(YOUR OBJECTIVE): Are you able to quote each entry exactly as written?

[Saved data entries]
*-*-*

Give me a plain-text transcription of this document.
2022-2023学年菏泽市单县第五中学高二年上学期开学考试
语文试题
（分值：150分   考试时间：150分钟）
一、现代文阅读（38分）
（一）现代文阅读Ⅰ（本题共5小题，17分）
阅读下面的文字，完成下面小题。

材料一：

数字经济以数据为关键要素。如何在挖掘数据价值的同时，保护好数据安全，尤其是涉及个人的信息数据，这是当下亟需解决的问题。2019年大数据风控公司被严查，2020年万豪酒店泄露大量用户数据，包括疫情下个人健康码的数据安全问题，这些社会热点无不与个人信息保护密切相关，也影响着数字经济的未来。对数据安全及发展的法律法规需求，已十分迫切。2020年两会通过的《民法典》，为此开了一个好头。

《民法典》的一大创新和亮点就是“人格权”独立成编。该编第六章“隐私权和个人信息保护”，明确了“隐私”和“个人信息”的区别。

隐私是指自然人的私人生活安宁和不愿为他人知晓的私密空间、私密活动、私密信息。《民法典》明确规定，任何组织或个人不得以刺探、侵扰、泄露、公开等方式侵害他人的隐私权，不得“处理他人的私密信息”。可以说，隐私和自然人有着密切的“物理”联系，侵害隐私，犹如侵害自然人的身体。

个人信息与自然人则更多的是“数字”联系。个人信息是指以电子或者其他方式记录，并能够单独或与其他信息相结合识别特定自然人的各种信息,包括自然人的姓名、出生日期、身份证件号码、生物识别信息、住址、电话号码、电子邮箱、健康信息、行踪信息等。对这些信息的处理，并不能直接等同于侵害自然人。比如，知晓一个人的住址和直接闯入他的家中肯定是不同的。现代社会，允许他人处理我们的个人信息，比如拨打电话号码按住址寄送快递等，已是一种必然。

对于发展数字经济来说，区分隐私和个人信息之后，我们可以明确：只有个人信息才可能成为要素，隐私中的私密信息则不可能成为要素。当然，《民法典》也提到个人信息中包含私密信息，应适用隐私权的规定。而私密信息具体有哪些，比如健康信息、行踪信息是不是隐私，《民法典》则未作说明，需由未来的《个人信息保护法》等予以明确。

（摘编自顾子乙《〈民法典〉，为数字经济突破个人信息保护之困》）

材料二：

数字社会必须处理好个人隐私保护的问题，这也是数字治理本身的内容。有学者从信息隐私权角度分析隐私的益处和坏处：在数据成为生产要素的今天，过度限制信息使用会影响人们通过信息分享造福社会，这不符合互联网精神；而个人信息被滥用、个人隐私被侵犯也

*-*-*

(WORKED ANSWER):
Give me a plain-text transcription of this document.
2022-2023学年菏泽市单县第五中学高二年上学期开学考试
语文试题
（分值：150分   考试时间：150分钟）
一、现代文阅读（38分）
（一）现代文阅读Ⅰ（本题共5小题，17分）
阅读下面的文字，完成下面小题。

材料一：

数字经济以数据为关键要素。如何在挖掘数据价值的同时，保护好数据安全，尤其是涉及个人的信息数据，这是当下亟需解决的问题。2019年大数据风控公司被严查，2020年万豪酒店泄露大量用户数据，包括疫情下个人健康码的数据安全问题，这些社会热点无不与个人信息保护密切相关，也影响着数字经济的未来。对数据安全及发展的法律法规需求，已十分迫切。2020年两会通过的《民法典》，为此开了一个好头。

《民法典》的一大创新和亮点就是“人格权”独立成编。该编第六章“隐私权和个人信息保护”，明确了“隐私”和“个人信息”的区别。

隐私是指自然人的私人生活安宁和不愿为他人知晓的私密空间、私密活动、私密信息。《民法典》明确规定，任何组织或个人不得以刺探、侵扰、泄露、公开等方式侵害他人的隐私权，不得“处理他人的私密信息”。可以说，隐私和自然人有着密切的“物理”联系，侵害隐私，犹如侵害自然人的身体。

个人信息与自然人则更多的是“数字”联系。个人信息是指以电子或者其他方式记录，并能够单独或与其他信息相结合识别特定自然人的各种信息,包括自然人的姓名、出生日期、身份证件号码、生物识别信息、住址、电话号码、电子邮箱、健康信息、行踪信息等。对这些信息的处理，并不能直接等同于侵害自然人。比如，知晓一个人的住址和直接闯入他的家中肯定是不同的。现代社会，允许他人处理我们的个人信息，比如拨打电话号码按住址寄送快递等，已是一种必然。

对于发展数字经济来说，区分隐私和个人信息之后，我们可以明确：只有个人信息才可能成为要素，隐私中的私密信息则不可能成为要素。当然，《民法典》也提到个人信息中包含私密信息，应适用隐私权的规定。而私密信息具体有哪些，比如健康信息、行踪信息是不是隐私，《民法典》则未作说明，需由未来的《个人信息保护法》等予以明确。

（摘编自顾子乙《〈民法典〉，为数字经济突破个人信息保护之困》）

材料二：

数字社会必须处理好个人隐私保护的问题，这也是数字治理本身的内容。有学者从信息隐私权角度分析隐私的益处和坏处：在数据成为生产要素的今天，过度限制信息使用会影响人们通过信息分享造福社会，这不符合互联网精神；而个人信息被滥用、个人隐私被侵犯也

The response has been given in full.